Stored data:
- - - -
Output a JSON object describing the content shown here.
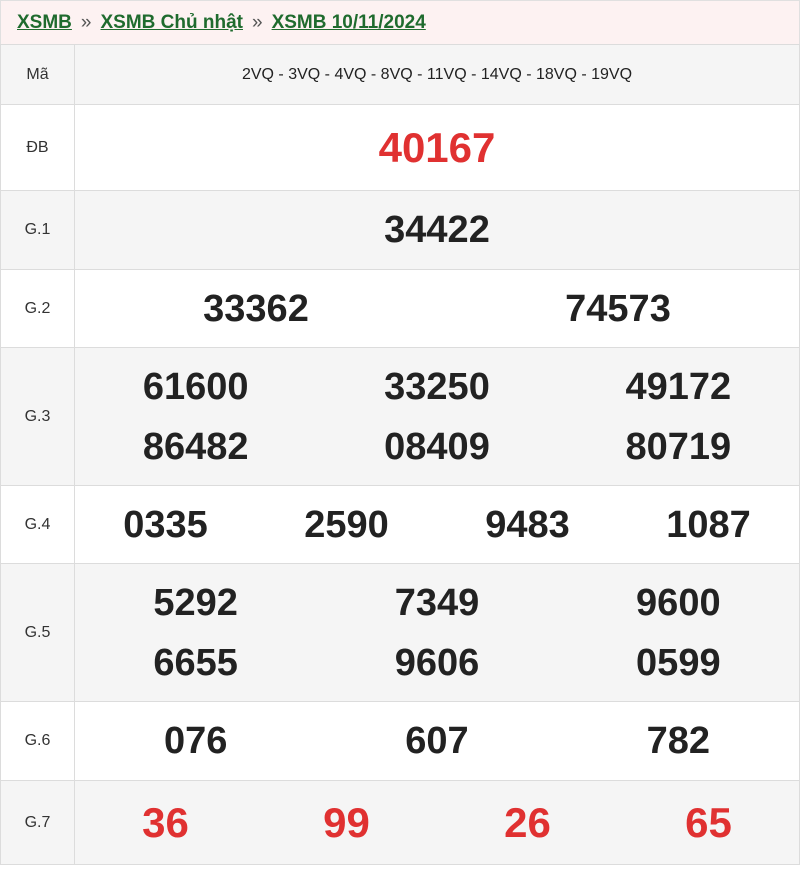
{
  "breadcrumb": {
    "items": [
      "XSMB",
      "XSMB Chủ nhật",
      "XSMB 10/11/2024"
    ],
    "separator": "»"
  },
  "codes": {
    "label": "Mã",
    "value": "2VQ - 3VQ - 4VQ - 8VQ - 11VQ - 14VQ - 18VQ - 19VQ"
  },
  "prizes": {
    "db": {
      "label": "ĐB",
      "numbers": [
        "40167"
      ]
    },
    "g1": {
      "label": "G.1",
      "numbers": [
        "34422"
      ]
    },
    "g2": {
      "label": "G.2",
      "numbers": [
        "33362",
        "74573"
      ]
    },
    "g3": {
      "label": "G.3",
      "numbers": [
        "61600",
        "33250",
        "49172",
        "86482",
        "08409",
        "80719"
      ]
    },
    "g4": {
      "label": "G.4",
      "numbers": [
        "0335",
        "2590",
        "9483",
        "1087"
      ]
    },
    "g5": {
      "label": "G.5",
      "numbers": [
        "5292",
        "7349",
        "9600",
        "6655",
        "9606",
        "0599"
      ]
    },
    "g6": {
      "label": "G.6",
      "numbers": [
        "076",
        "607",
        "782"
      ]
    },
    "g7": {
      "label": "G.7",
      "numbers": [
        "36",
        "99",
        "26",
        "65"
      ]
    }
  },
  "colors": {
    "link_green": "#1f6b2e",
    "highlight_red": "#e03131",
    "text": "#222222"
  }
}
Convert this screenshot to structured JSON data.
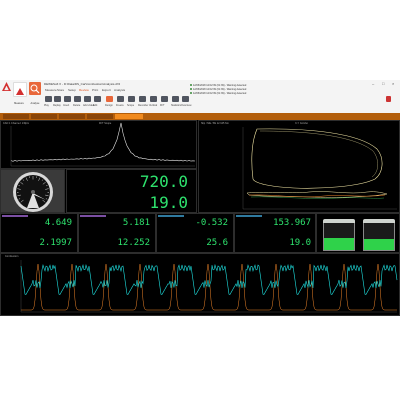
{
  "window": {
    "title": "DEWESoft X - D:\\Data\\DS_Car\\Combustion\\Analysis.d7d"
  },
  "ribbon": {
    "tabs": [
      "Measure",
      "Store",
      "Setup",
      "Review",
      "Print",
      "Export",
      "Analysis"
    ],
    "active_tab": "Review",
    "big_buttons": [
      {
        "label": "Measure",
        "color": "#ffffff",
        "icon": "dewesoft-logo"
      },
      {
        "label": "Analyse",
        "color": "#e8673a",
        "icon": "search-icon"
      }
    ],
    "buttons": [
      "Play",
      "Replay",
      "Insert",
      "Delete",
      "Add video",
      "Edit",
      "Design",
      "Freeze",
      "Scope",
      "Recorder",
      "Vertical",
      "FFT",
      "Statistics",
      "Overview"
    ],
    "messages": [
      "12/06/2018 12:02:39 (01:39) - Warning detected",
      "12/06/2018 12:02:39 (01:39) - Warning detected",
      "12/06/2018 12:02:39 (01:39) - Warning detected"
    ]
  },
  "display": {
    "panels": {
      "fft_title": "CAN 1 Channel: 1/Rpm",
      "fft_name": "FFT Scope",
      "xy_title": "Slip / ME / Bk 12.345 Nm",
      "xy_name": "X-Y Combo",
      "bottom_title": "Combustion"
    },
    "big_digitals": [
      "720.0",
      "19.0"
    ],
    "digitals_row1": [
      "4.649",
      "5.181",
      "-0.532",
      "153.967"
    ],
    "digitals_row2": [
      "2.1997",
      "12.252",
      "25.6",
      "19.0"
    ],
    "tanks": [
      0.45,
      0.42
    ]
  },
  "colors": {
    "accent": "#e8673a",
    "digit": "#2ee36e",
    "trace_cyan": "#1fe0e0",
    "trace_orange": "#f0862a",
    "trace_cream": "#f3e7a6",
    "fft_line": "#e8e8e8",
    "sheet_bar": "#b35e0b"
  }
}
- - - -
Challenge – Return all of the entries word for word, but omit the pictures.

The completed task –
Output a JSON object describing the content shown here.
{
  "breadcrumb": {
    "items": [
      "XSMB",
      "XSMB Chủ nhật",
      "XSMB 10/11/2024"
    ],
    "separator": "»"
  },
  "codes": {
    "label": "Mã",
    "value": "2VQ - 3VQ - 4VQ - 8VQ - 11VQ - 14VQ - 18VQ - 19VQ"
  },
  "prizes": {
    "db": {
      "label": "ĐB",
      "numbers": [
        "40167"
      ]
    },
    "g1": {
      "label": "G.1",
      "numbers": [
        "34422"
      ]
    },
    "g2": {
      "label": "G.2",
      "numbers": [
        "33362",
        "74573"
      ]
    },
    "g3": {
      "label": "G.3",
      "numbers": [
        "61600",
        "33250",
        "49172",
        "86482",
        "08409",
        "80719"
      ]
    },
    "g4": {
      "label": "G.4",
      "numbers": [
        "0335",
        "2590",
        "9483",
        "1087"
      ]
    },
    "g5": {
      "label": "G.5",
      "numbers": [
        "5292",
        "7349",
        "9600",
        "6655",
        "9606",
        "0599"
      ]
    },
    "g6": {
      "label": "G.6",
      "numbers": [
        "076",
        "607",
        "782"
      ]
    },
    "g7": {
      "label": "G.7",
      "numbers": [
        "36",
        "99",
        "26",
        "65"
      ]
    }
  },
  "colors": {
    "link_green": "#1f6b2e",
    "highlight_red": "#e03131",
    "text": "#222222"
  }
}
Convert this screenshot to structured JSON data.
{
  "window": {
    "title": "DEWESoft X - D:\\Data\\DS_Car\\Combustion\\Analysis.d7d"
  },
  "ribbon": {
    "tabs": [
      "Measure",
      "Store",
      "Setup",
      "Review",
      "Print",
      "Export",
      "Analysis"
    ],
    "active_tab": "Review",
    "big_buttons": [
      {
        "label": "Measure",
        "color": "#ffffff",
        "icon": "dewesoft-logo"
      },
      {
        "label": "Analyse",
        "color": "#e8673a",
        "icon": "search-icon"
      }
    ],
    "buttons": [
      "Play",
      "Replay",
      "Insert",
      "Delete",
      "Add video",
      "Edit",
      "Design",
      "Freeze",
      "Scope",
      "Recorder",
      "Vertical",
      "FFT",
      "Statistics",
      "Overview"
    ],
    "messages": [
      "12/06/2018 12:02:39 (01:39) - Warning detected",
      "12/06/2018 12:02:39 (01:39) - Warning detected",
      "12/06/2018 12:02:39 (01:39) - Warning detected"
    ]
  },
  "display": {
    "panels": {
      "fft_title": "CAN 1 Channel: 1/Rpm",
      "fft_name": "FFT Scope",
      "xy_title": "Slip / ME / Bk 12.345 Nm",
      "xy_name": "X-Y Combo",
      "bottom_title": "Combustion"
    },
    "big_digitals": [
      "720.0",
      "19.0"
    ],
    "digitals_row1": [
      "4.649",
      "5.181",
      "-0.532",
      "153.967"
    ],
    "digitals_row2": [
      "2.1997",
      "12.252",
      "25.6",
      "19.0"
    ],
    "tanks": [
      0.45,
      0.42
    ]
  },
  "colors": {
    "accent": "#e8673a",
    "digit": "#2ee36e",
    "trace_cyan": "#1fe0e0",
    "trace_orange": "#f0862a",
    "trace_cream": "#f3e7a6",
    "fft_line": "#e8e8e8",
    "sheet_bar": "#b35e0b"
  }
}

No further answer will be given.